Metin bölümü ->
● ● ● ● ● ● ●

Çocuklar kelimeleri tanır. Ebeveynlerinin, misafirlerle ve yabancılarla konuşurken kullandıkları dili duyar. Bu dil duyguları koruyan fakat davranışları eleştirmeyen bir dildir. Ünlü psikolog Dr. Haim G. Ginott, Anne Baba Çocuk Arasında adlı kitabında, “Ebeveynlerin misafirlerine olduğu gibi çocuklarına da karşılık vermeyi öğrenmeleri gerekir” diyor. Telefonunu evimizde unutan bir misafire ne deriz? Hemen peşinden koşar; “Neyin var? Ne zaman bize gelsen bir şeyleri unutuyorsun. Niçin kardeşin gibi olmuyorsun? Kardeşin ziyarete geldiğinde nasıl davranacağını bilir. Kırk dört yaşındasın! Hiç öğrenemeyecek misin? Ben senin arkanı toplayan bir köle değilim. Eminim eğer bedenine yapışık değilse bir gün kafanı da unutacaksın bir yerde!” der miyiz? Misafire söylenilen şey bu değildir. Dağınık kafalı sıfatını eklemeden “Ahmet, telefonun burada unutmuşsun.” deriz. Dr. Haim G. Ginott “Çocuklarla kendi kuralları ve anlam dünyalarıyla yaklaşabilmek, onlarla bu şekilde konuşabilmek bir sanattır” der ve ekler “Çoğu ebeveyn çocuklarının şikâyetlerinin saçmalığını, algılarının yanlışlığını onlara kanıtlamaya çalışmanın hiçbir fayda sağlamayacağını farkında değillerdir. Böyle yapmak sadece tartışmalara ve öfkeli duygulara neden olur.”

● ● ● ● ● ● ●

Alıştırma amacı ->
Ebeveynlerin çocuklarla konuşurken kullandığı dil üzerine yukarıdaki metni, son cümlesinden sonrasını yazarak sürdürün. Ardından gelen materyalin bu çalışmada hiçbir rolü yoktur.

Gösterilen veriler ->
● ● ● ● ● ● ●

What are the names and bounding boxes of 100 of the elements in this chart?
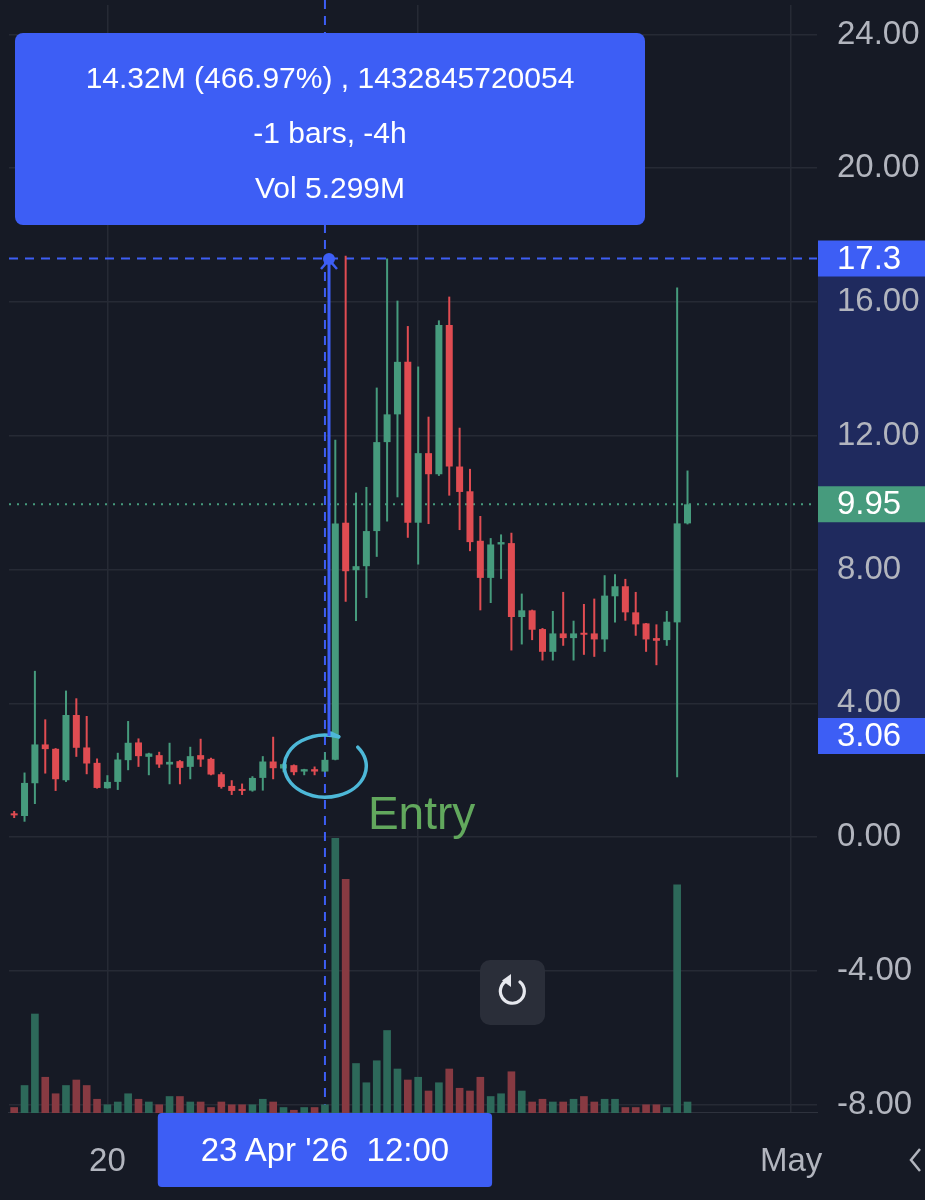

● ● ● ● ● ● ●

Görev çıktısı ->
On yaşındaki Eda bir gün okuldan eve çok üzgün gelir:

Eda: Biliyorum hayal kırıklığına uğrayacaksın ama sınavdan 70 aldım. 90 almamın senin için ne kadar önemli olduğunu biliyorum.

Anne: Ama aslında hiç önemsemiyorum. Bu senin sorunun... Hayal kırıklığına uğramadım. 70 de iyi bir not sayılır. Sen kendine bu notu yakıştırıyorsan benim sana diyecek bir şeyim yok.

Eda: O zaman düşük not aldığım zaman neden bana bağırıyorsun?

Anne: Ne zaman sana bağırdım. Sen tembellik yaptın, hayal kırıklığına uğradın ve şimdi de beni suçluyorsun.

Eda ağlamaya başlar ve koşarak odasına gider. Annesi, Eda’nın hayal kırıklığını kabul etmek yerine, annesini suçladığını, bunu ona anlatmanın ve onunla tartışmanın da kendisini daha iyi hissetmesini sağlamayacağını anladı. Annesi Eda’nın düşüncesini “aldığın notların benim için önemli olmamasını istiyorsun, senin için iyi notun ne olduğuna kendin karar vermek ve seni her durumda seveceğimden emin olmak istiyorsun diyerek kabul etseydi daha iyi olacaktı.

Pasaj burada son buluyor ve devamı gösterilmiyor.